* _Exercise brief_
Return the records below from the line containing "OCR this image." onward, exactly, through and including the last line.

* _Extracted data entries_
_____

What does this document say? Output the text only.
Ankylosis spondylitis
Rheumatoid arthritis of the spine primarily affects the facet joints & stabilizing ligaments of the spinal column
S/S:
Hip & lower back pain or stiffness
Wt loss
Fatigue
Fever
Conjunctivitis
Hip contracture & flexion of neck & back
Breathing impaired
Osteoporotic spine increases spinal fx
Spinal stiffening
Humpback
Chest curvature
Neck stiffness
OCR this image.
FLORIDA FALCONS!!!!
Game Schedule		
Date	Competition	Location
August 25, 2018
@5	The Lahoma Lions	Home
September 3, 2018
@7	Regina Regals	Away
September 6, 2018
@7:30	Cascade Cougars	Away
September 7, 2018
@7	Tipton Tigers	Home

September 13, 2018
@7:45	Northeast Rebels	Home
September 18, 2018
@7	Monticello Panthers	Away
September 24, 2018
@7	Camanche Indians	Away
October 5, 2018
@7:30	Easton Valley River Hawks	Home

_____

* _Task result_
OCR this image.
FLORIDA FALCONS!!!!
Game Schedule		
Date	Competition	Location
August 25, 2018
@5	The Lahoma Lions	Home
September 3, 2018
@7	Regina Regals	Away
September 6, 2018
@7:30	Cascade Cougars	Away
September 7, 2018
@7	Tipton Tigers	Home

September 13, 2018
@7:45	Northeast Rebels	Home
September 18, 2018
@7	Monticello Panthers	Away
September 24, 2018
@7	Camanche Indians	Away
October 5, 2018
@7:30	Easton Valley River Hawks	Home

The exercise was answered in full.